WRITTEN REQUEST:
For each line that holds "Send", copy the line out.

━━ TASK DATA ━━

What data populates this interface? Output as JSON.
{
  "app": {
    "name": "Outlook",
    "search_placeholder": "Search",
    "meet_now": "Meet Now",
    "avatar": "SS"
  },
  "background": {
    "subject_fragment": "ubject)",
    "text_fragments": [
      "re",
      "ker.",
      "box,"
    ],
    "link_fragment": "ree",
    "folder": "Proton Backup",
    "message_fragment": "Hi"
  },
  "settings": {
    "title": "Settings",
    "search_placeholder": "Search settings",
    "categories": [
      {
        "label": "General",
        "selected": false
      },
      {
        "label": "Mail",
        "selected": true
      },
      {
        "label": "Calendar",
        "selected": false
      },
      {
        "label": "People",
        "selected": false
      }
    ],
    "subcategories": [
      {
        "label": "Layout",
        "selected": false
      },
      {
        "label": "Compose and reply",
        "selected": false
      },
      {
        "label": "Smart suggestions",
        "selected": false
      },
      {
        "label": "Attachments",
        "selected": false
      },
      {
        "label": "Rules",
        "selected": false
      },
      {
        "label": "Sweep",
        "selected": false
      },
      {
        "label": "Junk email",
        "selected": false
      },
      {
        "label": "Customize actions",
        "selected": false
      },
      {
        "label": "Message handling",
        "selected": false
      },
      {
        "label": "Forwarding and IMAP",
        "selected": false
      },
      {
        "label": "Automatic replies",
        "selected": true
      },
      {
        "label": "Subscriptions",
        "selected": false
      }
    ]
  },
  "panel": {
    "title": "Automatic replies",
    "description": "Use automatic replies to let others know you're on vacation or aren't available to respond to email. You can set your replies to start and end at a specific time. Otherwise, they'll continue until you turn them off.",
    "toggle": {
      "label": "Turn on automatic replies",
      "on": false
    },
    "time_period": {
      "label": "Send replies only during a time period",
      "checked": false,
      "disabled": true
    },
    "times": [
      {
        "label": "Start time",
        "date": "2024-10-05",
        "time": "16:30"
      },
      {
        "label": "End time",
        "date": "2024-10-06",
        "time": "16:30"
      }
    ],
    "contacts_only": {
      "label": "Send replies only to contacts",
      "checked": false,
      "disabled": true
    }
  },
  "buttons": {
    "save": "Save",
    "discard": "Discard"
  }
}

━━━
━━ TASK DATA ━━

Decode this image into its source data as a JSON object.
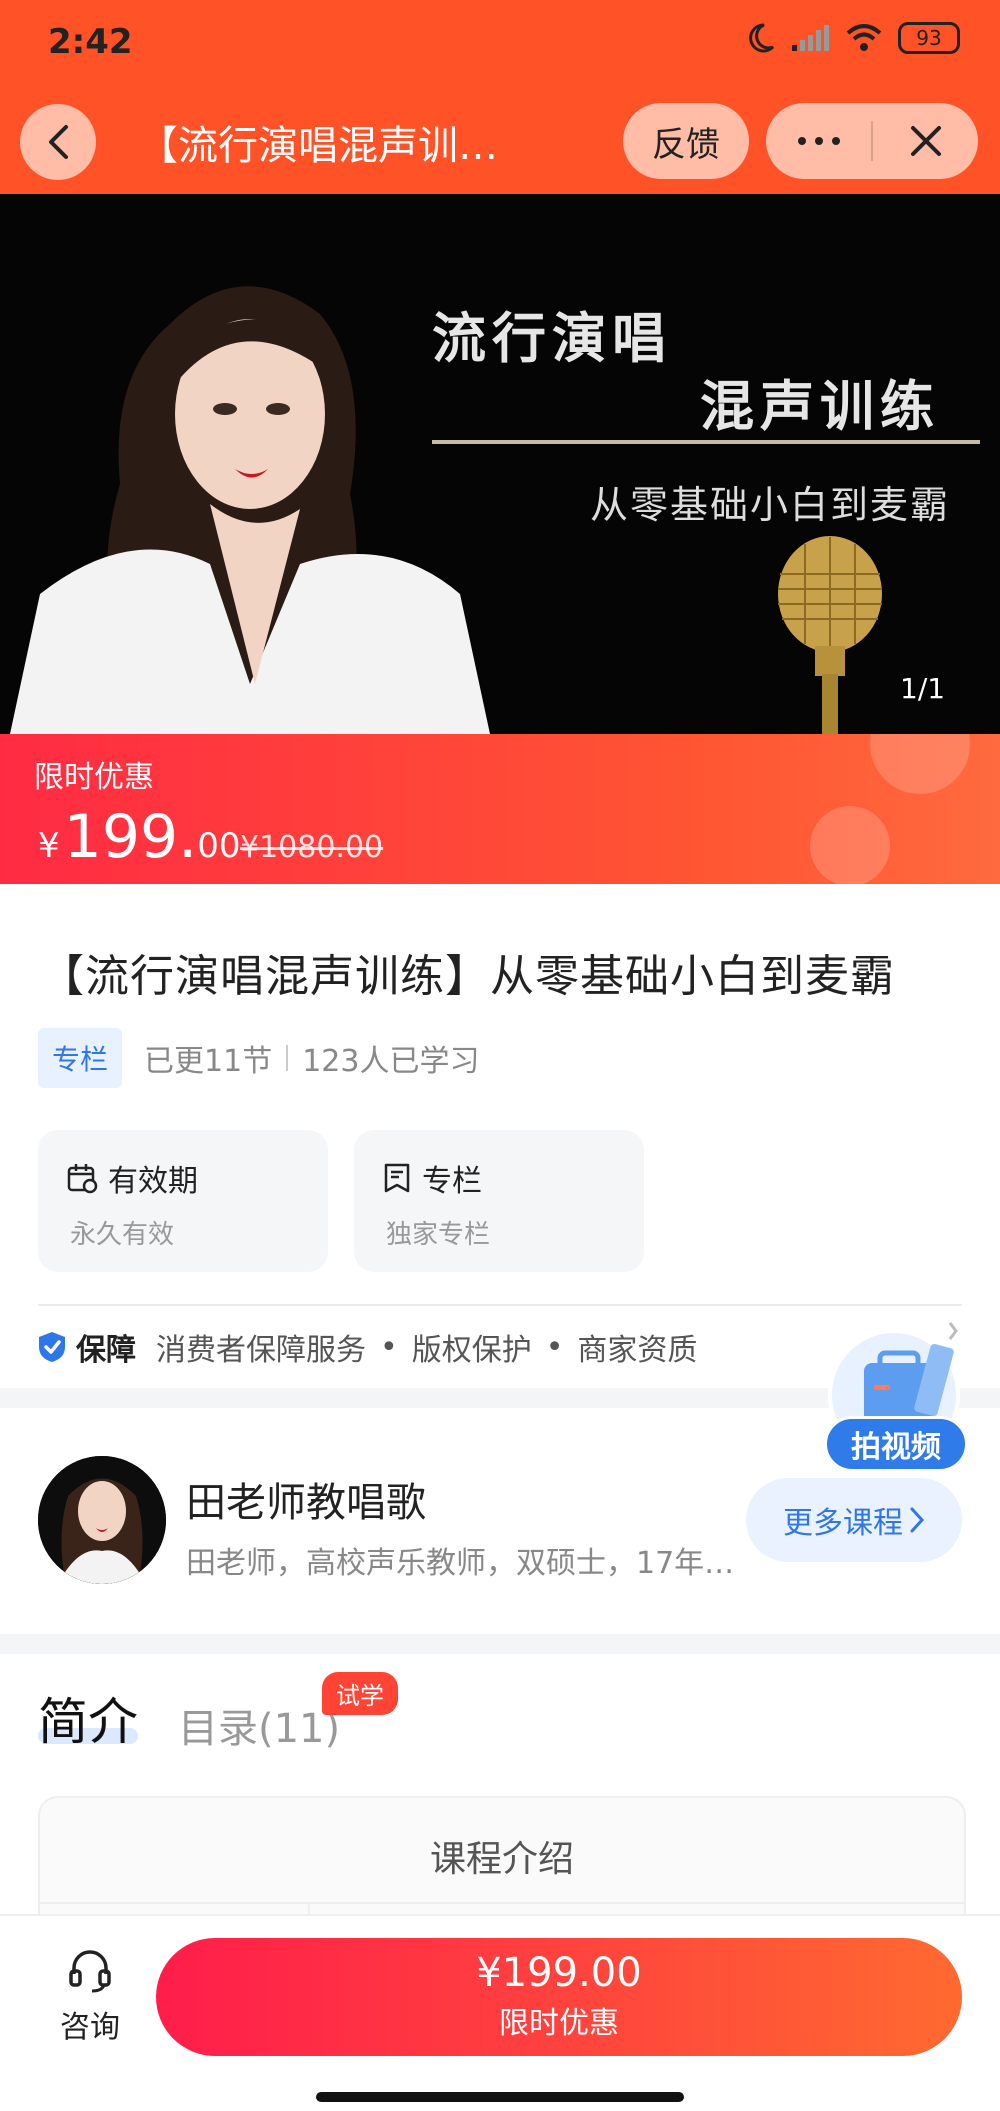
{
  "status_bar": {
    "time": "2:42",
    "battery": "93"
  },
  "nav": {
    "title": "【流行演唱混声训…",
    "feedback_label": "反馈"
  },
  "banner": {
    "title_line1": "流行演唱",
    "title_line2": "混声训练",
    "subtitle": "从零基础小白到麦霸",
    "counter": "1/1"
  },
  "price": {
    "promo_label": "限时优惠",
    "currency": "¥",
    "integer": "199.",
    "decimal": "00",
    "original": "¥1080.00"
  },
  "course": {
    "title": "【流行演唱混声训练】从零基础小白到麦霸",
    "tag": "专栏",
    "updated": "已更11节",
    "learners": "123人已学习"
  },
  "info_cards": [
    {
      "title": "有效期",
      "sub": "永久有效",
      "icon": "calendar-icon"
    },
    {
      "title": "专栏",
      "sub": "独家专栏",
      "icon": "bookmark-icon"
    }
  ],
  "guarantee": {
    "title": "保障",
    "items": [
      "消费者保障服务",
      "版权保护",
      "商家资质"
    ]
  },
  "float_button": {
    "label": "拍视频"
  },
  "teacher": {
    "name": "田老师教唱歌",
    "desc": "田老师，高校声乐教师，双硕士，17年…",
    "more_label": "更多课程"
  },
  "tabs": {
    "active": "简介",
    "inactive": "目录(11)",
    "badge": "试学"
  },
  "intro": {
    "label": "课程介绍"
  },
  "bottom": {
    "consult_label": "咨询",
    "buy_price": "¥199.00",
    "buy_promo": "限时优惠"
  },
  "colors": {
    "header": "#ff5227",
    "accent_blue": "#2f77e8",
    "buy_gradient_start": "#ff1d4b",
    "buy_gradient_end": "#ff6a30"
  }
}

━━━
━━ TASK DATA ━━

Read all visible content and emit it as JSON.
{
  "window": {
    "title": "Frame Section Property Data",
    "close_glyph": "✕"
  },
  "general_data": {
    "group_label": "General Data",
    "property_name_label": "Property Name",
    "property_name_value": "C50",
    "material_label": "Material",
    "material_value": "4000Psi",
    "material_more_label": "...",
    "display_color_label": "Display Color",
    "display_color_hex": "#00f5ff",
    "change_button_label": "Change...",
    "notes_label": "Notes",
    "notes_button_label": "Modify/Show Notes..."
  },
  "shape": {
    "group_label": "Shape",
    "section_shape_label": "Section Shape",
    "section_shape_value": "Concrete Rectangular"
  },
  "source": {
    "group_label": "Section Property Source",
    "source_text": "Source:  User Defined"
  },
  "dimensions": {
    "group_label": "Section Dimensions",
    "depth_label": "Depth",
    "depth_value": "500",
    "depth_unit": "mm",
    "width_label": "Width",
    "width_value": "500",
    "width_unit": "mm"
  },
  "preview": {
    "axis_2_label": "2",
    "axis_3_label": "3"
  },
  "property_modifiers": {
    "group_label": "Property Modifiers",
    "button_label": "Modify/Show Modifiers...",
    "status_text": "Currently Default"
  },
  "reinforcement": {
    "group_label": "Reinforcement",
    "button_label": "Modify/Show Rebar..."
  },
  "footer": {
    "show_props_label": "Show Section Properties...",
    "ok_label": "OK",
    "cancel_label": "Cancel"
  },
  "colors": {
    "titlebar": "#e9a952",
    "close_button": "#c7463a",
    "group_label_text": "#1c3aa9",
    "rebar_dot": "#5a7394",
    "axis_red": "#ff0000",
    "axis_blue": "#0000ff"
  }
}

━━━

CORRECT OUTPUT:
      "label": "Send replies only during a time period",
      "label": "Send replies only to contacts",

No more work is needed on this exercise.